## Brief
Write the records out again, precisely as they stand.

## Given entries

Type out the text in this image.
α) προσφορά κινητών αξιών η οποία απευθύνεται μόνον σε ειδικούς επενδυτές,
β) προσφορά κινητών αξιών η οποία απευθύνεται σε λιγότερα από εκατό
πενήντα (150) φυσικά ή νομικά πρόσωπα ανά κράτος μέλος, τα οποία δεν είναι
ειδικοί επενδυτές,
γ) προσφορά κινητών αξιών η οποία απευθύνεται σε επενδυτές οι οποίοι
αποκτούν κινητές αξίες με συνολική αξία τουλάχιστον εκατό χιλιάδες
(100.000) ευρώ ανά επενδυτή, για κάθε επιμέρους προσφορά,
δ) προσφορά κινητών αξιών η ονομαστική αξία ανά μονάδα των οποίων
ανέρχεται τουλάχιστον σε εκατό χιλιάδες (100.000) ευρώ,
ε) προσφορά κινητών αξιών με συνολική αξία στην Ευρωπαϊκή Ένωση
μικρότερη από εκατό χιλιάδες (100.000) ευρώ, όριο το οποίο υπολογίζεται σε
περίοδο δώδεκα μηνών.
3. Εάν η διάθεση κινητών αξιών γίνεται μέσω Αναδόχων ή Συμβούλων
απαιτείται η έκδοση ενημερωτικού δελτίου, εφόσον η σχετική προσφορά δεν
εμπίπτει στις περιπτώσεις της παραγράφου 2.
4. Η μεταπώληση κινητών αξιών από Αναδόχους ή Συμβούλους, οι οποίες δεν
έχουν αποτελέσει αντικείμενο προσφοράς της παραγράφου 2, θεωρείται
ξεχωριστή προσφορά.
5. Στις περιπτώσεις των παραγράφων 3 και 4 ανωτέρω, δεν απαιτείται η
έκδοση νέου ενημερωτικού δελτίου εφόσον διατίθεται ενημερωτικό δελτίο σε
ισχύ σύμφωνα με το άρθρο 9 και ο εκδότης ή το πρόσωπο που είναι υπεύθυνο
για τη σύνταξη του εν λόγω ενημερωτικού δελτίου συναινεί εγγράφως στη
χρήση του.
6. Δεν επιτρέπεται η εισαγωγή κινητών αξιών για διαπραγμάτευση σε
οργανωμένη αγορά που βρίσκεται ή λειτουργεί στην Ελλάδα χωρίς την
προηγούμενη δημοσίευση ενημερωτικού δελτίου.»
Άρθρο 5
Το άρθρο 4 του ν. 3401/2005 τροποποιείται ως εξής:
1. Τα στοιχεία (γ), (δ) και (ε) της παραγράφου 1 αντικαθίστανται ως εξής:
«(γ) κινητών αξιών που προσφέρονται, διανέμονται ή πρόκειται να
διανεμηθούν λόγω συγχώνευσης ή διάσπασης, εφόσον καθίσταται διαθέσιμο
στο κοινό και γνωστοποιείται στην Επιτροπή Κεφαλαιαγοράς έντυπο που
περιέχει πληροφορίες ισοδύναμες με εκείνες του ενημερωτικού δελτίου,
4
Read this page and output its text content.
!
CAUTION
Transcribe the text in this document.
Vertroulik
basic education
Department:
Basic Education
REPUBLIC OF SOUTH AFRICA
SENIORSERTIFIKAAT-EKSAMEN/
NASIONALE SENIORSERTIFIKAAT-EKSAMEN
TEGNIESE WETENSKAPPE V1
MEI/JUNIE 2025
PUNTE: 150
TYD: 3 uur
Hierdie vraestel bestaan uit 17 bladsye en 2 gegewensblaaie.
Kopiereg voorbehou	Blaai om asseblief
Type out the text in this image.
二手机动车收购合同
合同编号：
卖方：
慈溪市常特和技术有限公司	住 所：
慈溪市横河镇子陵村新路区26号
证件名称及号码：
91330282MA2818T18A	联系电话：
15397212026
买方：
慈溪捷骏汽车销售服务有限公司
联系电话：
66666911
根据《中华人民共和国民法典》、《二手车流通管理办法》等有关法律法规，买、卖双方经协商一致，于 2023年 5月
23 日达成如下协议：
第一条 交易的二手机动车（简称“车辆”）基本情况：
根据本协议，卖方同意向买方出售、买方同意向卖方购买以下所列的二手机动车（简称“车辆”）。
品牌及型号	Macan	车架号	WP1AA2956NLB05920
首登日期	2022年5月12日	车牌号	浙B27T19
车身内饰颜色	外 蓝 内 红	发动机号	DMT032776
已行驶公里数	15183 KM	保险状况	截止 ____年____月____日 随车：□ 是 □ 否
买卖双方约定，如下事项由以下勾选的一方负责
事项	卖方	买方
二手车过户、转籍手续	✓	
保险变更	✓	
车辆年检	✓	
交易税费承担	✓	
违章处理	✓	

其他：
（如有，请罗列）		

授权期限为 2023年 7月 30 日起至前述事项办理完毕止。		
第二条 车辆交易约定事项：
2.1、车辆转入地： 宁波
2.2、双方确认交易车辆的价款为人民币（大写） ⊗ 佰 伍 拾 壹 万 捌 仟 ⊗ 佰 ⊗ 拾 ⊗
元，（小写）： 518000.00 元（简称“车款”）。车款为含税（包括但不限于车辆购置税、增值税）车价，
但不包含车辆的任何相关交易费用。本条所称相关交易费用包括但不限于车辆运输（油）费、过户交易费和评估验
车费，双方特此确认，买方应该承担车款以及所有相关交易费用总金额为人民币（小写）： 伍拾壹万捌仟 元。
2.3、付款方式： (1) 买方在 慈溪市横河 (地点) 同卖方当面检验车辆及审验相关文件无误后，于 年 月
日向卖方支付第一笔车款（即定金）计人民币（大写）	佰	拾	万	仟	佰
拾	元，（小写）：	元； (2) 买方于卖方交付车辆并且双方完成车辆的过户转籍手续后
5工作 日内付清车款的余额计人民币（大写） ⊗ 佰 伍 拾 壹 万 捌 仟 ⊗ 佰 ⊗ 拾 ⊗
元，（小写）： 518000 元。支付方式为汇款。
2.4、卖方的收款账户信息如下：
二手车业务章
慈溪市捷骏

## Written solution
Type out the text in this image.
α) προσφορά κινητών αξιών η οποία απευθύνεται μόνον σε ειδικούς επενδυτές,
β) προσφορά κινητών αξιών η οποία απευθύνεται σε λιγότερα από εκατό
πενήντα (150) φυσικά ή νομικά πρόσωπα ανά κράτος μέλος, τα οποία δεν είναι
ειδικοί επενδυτές,
γ) προσφορά κινητών αξιών η οποία απευθύνεται σε επενδυτές οι οποίοι
αποκτούν κινητές αξίες με συνολική αξία τουλάχιστον εκατό χιλιάδες
(100.000) ευρώ ανά επενδυτή, για κάθε επιμέρους προσφορά,
δ) προσφορά κινητών αξιών η ονομαστική αξία ανά μονάδα των οποίων
ανέρχεται τουλάχιστον σε εκατό χιλιάδες (100.000) ευρώ,
ε) προσφορά κινητών αξιών με συνολική αξία στην Ευρωπαϊκή Ένωση
μικρότερη από εκατό χιλιάδες (100.000) ευρώ, όριο το οποίο υπολογίζεται σε
περίοδο δώδεκα μηνών.
3. Εάν η διάθεση κινητών αξιών γίνεται μέσω Αναδόχων ή Συμβούλων
απαιτείται η έκδοση ενημερωτικού δελτίου, εφόσον η σχετική προσφορά δεν
εμπίπτει στις περιπτώσεις της παραγράφου 2.
4. Η μεταπώληση κινητών αξιών από Αναδόχους ή Συμβούλους, οι οποίες δεν
έχουν αποτελέσει αντικείμενο προσφοράς της παραγράφου 2, θεωρείται
ξεχωριστή προσφορά.
5. Στις περιπτώσεις των παραγράφων 3 και 4 ανωτέρω, δεν απαιτείται η
έκδοση νέου ενημερωτικού δελτίου εφόσον διατίθεται ενημερωτικό δελτίο σε
ισχύ σύμφωνα με το άρθρο 9 και ο εκδότης ή το πρόσωπο που είναι υπεύθυνο
για τη σύνταξη του εν λόγω ενημερωτικού δελτίου συναινεί εγγράφως στη
χρήση του.
6. Δεν επιτρέπεται η εισαγωγή κινητών αξιών για διαπραγμάτευση σε
οργανωμένη αγορά που βρίσκεται ή λειτουργεί στην Ελλάδα χωρίς την
προηγούμενη δημοσίευση ενημερωτικού δελτίου.»
Άρθρο 5
Το άρθρο 4 του ν. 3401/2005 τροποποιείται ως εξής:
1. Τα στοιχεία (γ), (δ) και (ε) της παραγράφου 1 αντικαθίστανται ως εξής:
«(γ) κινητών αξιών που προσφέρονται, διανέμονται ή πρόκειται να
διανεμηθούν λόγω συγχώνευσης ή διάσπασης, εφόσον καθίσταται διαθέσιμο
στο κοινό και γνωστοποιείται στην Επιτροπή Κεφαλαιαγοράς έντυπο που
περιέχει πληροφορίες ισοδύναμες με εκείνες του ενημερωτικού δελτίου,
4
Read this page and output its text content.
!
CAUTION
Transcribe the text in this document.
Vertroulik
basic education
Department:
Basic Education
REPUBLIC OF SOUTH AFRICA
SENIORSERTIFIKAAT-EKSAMEN/
NASIONALE SENIORSERTIFIKAAT-EKSAMEN
TEGNIESE WETENSKAPPE V1
MEI/JUNIE 2025
PUNTE: 150
TYD: 3 uur
Hierdie vraestel bestaan uit 17 bladsye en 2 gegewensblaaie.
Kopiereg voorbehou	Blaai om asseblief
Type out the text in this image.
二手机动车收购合同
合同编号：
卖方：
慈溪市常特和技术有限公司	住 所：
慈溪市横河镇子陵村新路区26号
证件名称及号码：
91330282MA2818T18A	联系电话：
15397212026
买方：
慈溪捷骏汽车销售服务有限公司
联系电话：
66666911
根据《中华人民共和国民法典》、《二手车流通管理办法》等有关法律法规，买、卖双方经协商一致，于 2023年 5月
23 日达成如下协议：
第一条 交易的二手机动车（简称“车辆”）基本情况：
根据本协议，卖方同意向买方出售、买方同意向卖方购买以下所列的二手机动车（简称“车辆”）。
品牌及型号	Macan	车架号	WP1AA2956NLB05920
首登日期	2022年5月12日	车牌号	浙B27T19
车身内饰颜色	外 蓝 内 红	发动机号	DMT032776
已行驶公里数	15183 KM	保险状况	截止 ____年____月____日 随车：□ 是 □ 否
买卖双方约定，如下事项由以下勾选的一方负责
事项	卖方	买方
二手车过户、转籍手续	✓	
保险变更	✓	
车辆年检	✓	
交易税费承担	✓	
违章处理	✓	

其他：
（如有，请罗列）		

授权期限为 2023年 7月 30 日起至前述事项办理完毕止。		
第二条 车辆交易约定事项：
2.1、车辆转入地： 宁波
2.2、双方确认交易车辆的价款为人民币（大写） ⊗ 佰 伍 拾 壹 万 捌 仟 ⊗ 佰 ⊗ 拾 ⊗
元，（小写）： 518000.00 元（简称“车款”）。车款为含税（包括但不限于车辆购置税、增值税）车价，
但不包含车辆的任何相关交易费用。本条所称相关交易费用包括但不限于车辆运输（油）费、过户交易费和评估验
车费，双方特此确认，买方应该承担车款以及所有相关交易费用总金额为人民币（小写）： 伍拾壹万捌仟 元。
2.3、付款方式： (1) 买方在 慈溪市横河 (地点) 同卖方当面检验车辆及审验相关文件无误后，于 年 月
日向卖方支付第一笔车款（即定金）计人民币（大写）	佰	拾	万	仟	佰
拾	元，（小写）：	元； (2) 买方于卖方交付车辆并且双方完成车辆的过户转籍手续后
5工作 日内付清车款的余额计人民币（大写） ⊗ 佰 伍 拾 壹 万 捌 仟 ⊗ 佰 ⊗ 拾 ⊗
元，（小写）： 518000 元。支付方式为汇款。
2.4、卖方的收款账户信息如下：
二手车业务章
慈溪市捷骏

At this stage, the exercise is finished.